Pictures do not belong in the copy; restate the records below word for word.

Stored data:
## START

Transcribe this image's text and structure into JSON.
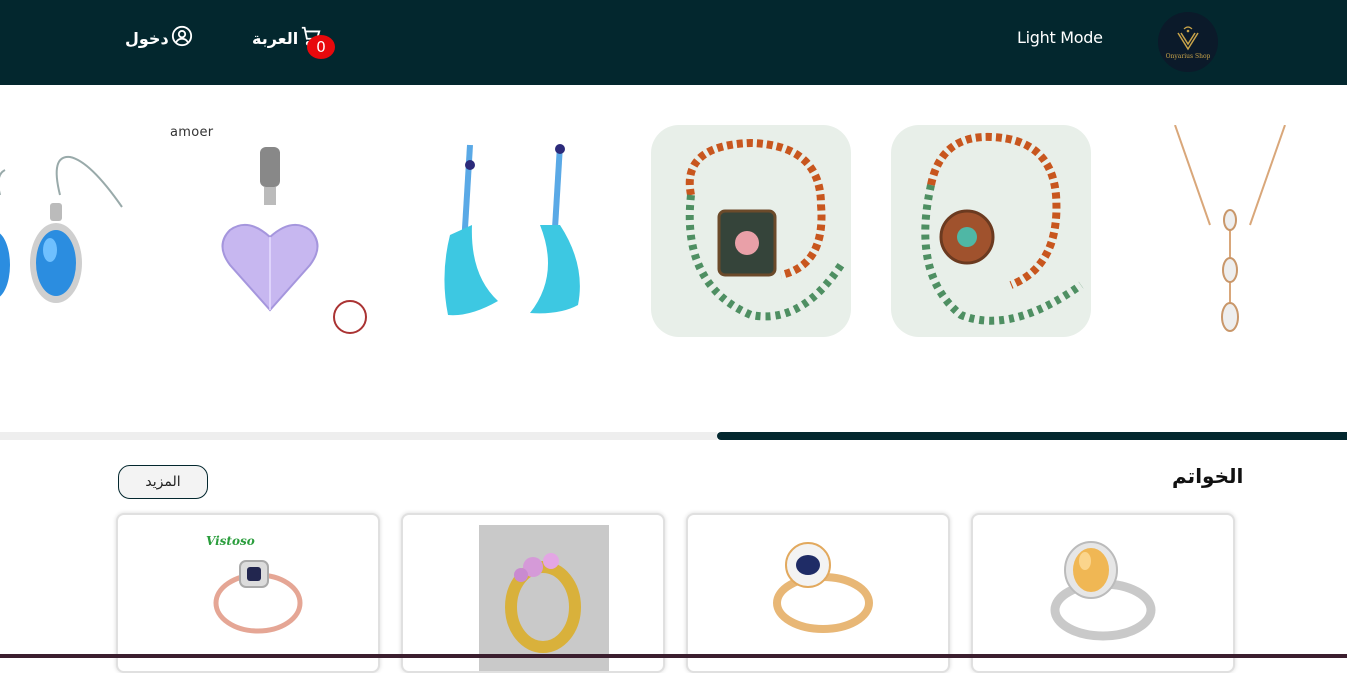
{
  "navbar": {
    "login_label": "دخول",
    "language_label": "العربة",
    "cart_count": "0",
    "mode_label": "Light Mode",
    "logo_text": "Onyarius Shop"
  },
  "carousel": {
    "slides": [
      {
        "name": "blue-oval-earrings"
      },
      {
        "name": "heart-pendant",
        "brand": "amoer"
      },
      {
        "name": "turquoise-earrings"
      },
      {
        "name": "beaded-necklace-square-pendant"
      },
      {
        "name": "beaded-necklace-round-pendant"
      },
      {
        "name": "gold-drop-necklace"
      }
    ],
    "progress": 0.53
  },
  "section": {
    "title": "الخواتم",
    "more_label": "المزيد"
  },
  "products": [
    {
      "name": "citrine-ring"
    },
    {
      "name": "sapphire-halo-ring"
    },
    {
      "name": "pink-gem-ring"
    },
    {
      "name": "rose-gold-ring",
      "brand": "Vistoso"
    }
  ],
  "colors": {
    "navbar": "#03272e",
    "badge": "#e8090c",
    "progress": "#03272e"
  }
}
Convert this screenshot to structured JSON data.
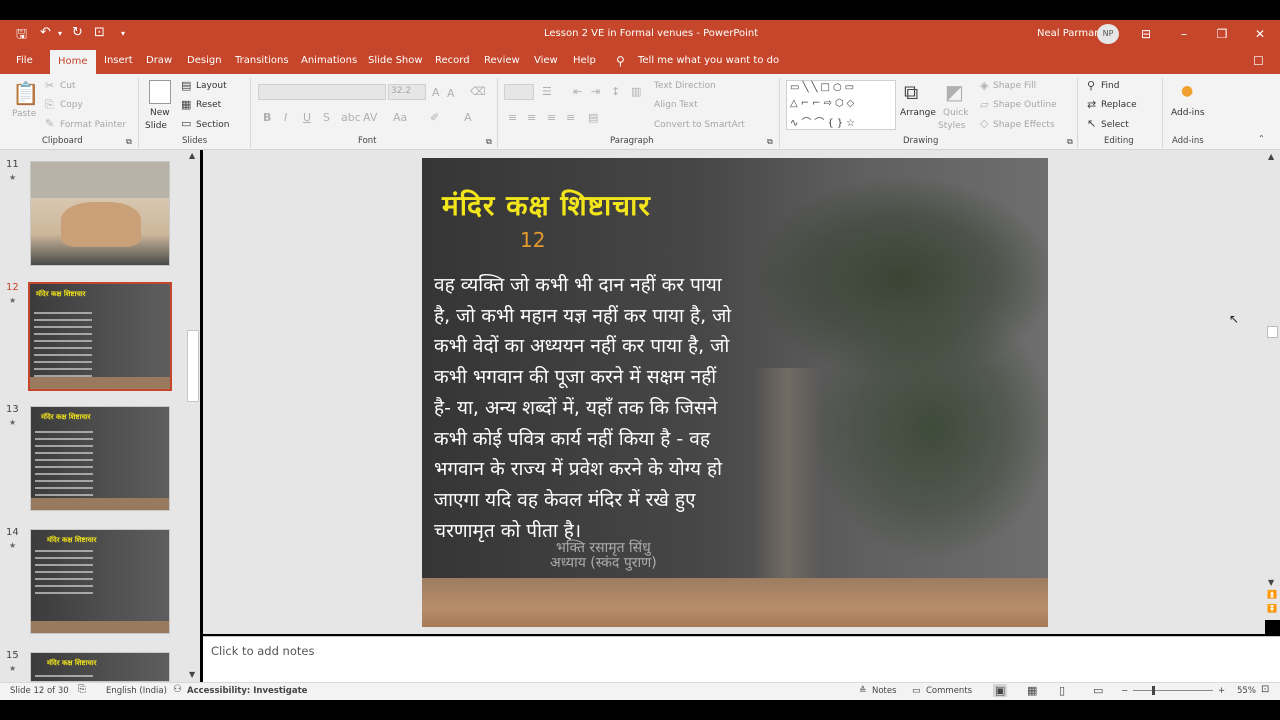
{
  "window": {
    "title": "Lesson 2 VE in Formal venues  -  PowerPoint",
    "user_name": "Neal Parmar",
    "user_initials": "NP"
  },
  "tabs": [
    "File",
    "Home",
    "Insert",
    "Draw",
    "Design",
    "Transitions",
    "Animations",
    "Slide Show",
    "Record",
    "Review",
    "View",
    "Help"
  ],
  "tell_me": "Tell me what you want to do",
  "ribbon": {
    "clipboard": {
      "paste": "Paste",
      "cut": "Cut",
      "copy": "Copy",
      "format_painter": "Format Painter",
      "group": "Clipboard"
    },
    "slides": {
      "new_slide_1": "New",
      "new_slide_2": "Slide",
      "layout": "Layout",
      "reset": "Reset",
      "section": "Section",
      "group": "Slides"
    },
    "font": {
      "size": "32.2",
      "bold": "B",
      "italic": "I",
      "underline": "U",
      "strike": "S",
      "font_color": "A",
      "group": "Font"
    },
    "paragraph": {
      "text_direction": "Text Direction",
      "align_text": "Align Text",
      "convert_smartart": "Convert to SmartArt",
      "group": "Paragraph"
    },
    "drawing": {
      "arrange": "Arrange",
      "quick_styles_1": "Quick",
      "quick_styles_2": "Styles",
      "shape_fill": "Shape Fill",
      "shape_outline": "Shape Outline",
      "shape_effects": "Shape Effects",
      "group": "Drawing"
    },
    "editing": {
      "find": "Find",
      "replace": "Replace",
      "select": "Select",
      "group": "Editing"
    },
    "addins": {
      "label": "Add-ins",
      "group": "Add-ins"
    }
  },
  "thumbnails": [
    {
      "number": "11",
      "title": ""
    },
    {
      "number": "12",
      "title": "मंदिर कक्ष शिष्टाचार"
    },
    {
      "number": "13",
      "title": "मंदिर कक्ष शिष्टाचार"
    },
    {
      "number": "14",
      "title": "मंदिर कक्ष शिष्टाचार"
    },
    {
      "number": "15",
      "title": "मंदिर कक्ष शिष्टाचार"
    }
  ],
  "slide": {
    "title": "मंदिर कक्ष शिष्टाचार",
    "number": "12",
    "body": "वह व्यक्ति जो कभी भी दान नहीं कर पाया है, जो कभी महान यज्ञ नहीं कर पाया है, जो कभी वेदों का अध्ययन नहीं कर पाया है, जो कभी भगवान की पूजा करने में सक्षम नहीं है- या, अन्य शब्दों में, यहाँ तक कि जिसने कभी कोई पवित्र कार्य नहीं किया है - वह भगवान के राज्य में प्रवेश करने के योग्य हो जाएगा यदि वह केवल मंदिर में रखे हुए चरणामृत को पीता है।",
    "overlay_line1": "भक्ति रसामृत सिंधु",
    "overlay_line2": "अध्याय (स्कंद पुराण)"
  },
  "notes_placeholder": "Click to add notes",
  "status": {
    "slide_of": "Slide 12 of 30",
    "language": "English (India)",
    "accessibility": "Accessibility: Investigate",
    "notes": "Notes",
    "comments": "Comments",
    "zoom": "55%"
  },
  "colors": {
    "accent": "#c5462b",
    "title_yellow": "#f3e51b",
    "number_orange": "#e59a2d"
  }
}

## END

Task solution:
Transcribe this image's text and structure into JSON.
{
  "navbar": {
    "login_label": "دخول",
    "language_label": "العربة",
    "cart_count": "0",
    "mode_label": "Light Mode",
    "logo_text": "Onyarius Shop"
  },
  "carousel": {
    "slides": [
      {
        "name": "blue-oval-earrings"
      },
      {
        "name": "heart-pendant",
        "brand": "amoer"
      },
      {
        "name": "turquoise-earrings"
      },
      {
        "name": "beaded-necklace-square-pendant"
      },
      {
        "name": "beaded-necklace-round-pendant"
      },
      {
        "name": "gold-drop-necklace"
      }
    ],
    "progress": 0.53
  },
  "section": {
    "title": "الخواتم",
    "more_label": "المزيد"
  },
  "products": [
    {
      "name": "citrine-ring"
    },
    {
      "name": "sapphire-halo-ring"
    },
    {
      "name": "pink-gem-ring"
    },
    {
      "name": "rose-gold-ring",
      "brand": "Vistoso"
    }
  ],
  "colors": {
    "navbar": "#03272e",
    "badge": "#e8090c",
    "progress": "#03272e"
  }
}
Convert this screenshot to structured JSON data.
{
  "window": {
    "title": "Lesson 2 VE in Formal venues  -  PowerPoint",
    "user_name": "Neal Parmar",
    "user_initials": "NP"
  },
  "tabs": [
    "File",
    "Home",
    "Insert",
    "Draw",
    "Design",
    "Transitions",
    "Animations",
    "Slide Show",
    "Record",
    "Review",
    "View",
    "Help"
  ],
  "tell_me": "Tell me what you want to do",
  "ribbon": {
    "clipboard": {
      "paste": "Paste",
      "cut": "Cut",
      "copy": "Copy",
      "format_painter": "Format Painter",
      "group": "Clipboard"
    },
    "slides": {
      "new_slide_1": "New",
      "new_slide_2": "Slide",
      "layout": "Layout",
      "reset": "Reset",
      "section": "Section",
      "group": "Slides"
    },
    "font": {
      "size": "32.2",
      "bold": "B",
      "italic": "I",
      "underline": "U",
      "strike": "S",
      "font_color": "A",
      "group": "Font"
    },
    "paragraph": {
      "text_direction": "Text Direction",
      "align_text": "Align Text",
      "convert_smartart": "Convert to SmartArt",
      "group": "Paragraph"
    },
    "drawing": {
      "arrange": "Arrange",
      "quick_styles_1": "Quick",
      "quick_styles_2": "Styles",
      "shape_fill": "Shape Fill",
      "shape_outline": "Shape Outline",
      "shape_effects": "Shape Effects",
      "group": "Drawing"
    },
    "editing": {
      "find": "Find",
      "replace": "Replace",
      "select": "Select",
      "group": "Editing"
    },
    "addins": {
      "label": "Add-ins",
      "group": "Add-ins"
    }
  },
  "thumbnails": [
    {
      "number": "11",
      "title": ""
    },
    {
      "number": "12",
      "title": "मंदिर कक्ष शिष्टाचार"
    },
    {
      "number": "13",
      "title": "मंदिर कक्ष शिष्टाचार"
    },
    {
      "number": "14",
      "title": "मंदिर कक्ष शिष्टाचार"
    },
    {
      "number": "15",
      "title": "मंदिर कक्ष शिष्टाचार"
    }
  ],
  "slide": {
    "title": "मंदिर कक्ष शिष्टाचार",
    "number": "12",
    "body": "वह व्यक्ति जो कभी भी दान नहीं कर पाया है, जो कभी महान यज्ञ नहीं कर पाया है, जो कभी वेदों का अध्ययन नहीं कर पाया है, जो कभी भगवान की पूजा करने में सक्षम नहीं है- या, अन्य शब्दों में, यहाँ तक कि जिसने कभी कोई पवित्र कार्य नहीं किया है - वह भगवान के राज्य में प्रवेश करने के योग्य हो जाएगा यदि वह केवल मंदिर में रखे हुए चरणामृत को पीता है।",
    "overlay_line1": "भक्ति रसामृत सिंधु",
    "overlay_line2": "अध्याय (स्कंद पुराण)"
  },
  "notes_placeholder": "Click to add notes",
  "status": {
    "slide_of": "Slide 12 of 30",
    "language": "English (India)",
    "accessibility": "Accessibility: Investigate",
    "notes": "Notes",
    "comments": "Comments",
    "zoom": "55%"
  },
  "colors": {
    "accent": "#c5462b",
    "title_yellow": "#f3e51b",
    "number_orange": "#e59a2d"
  }
}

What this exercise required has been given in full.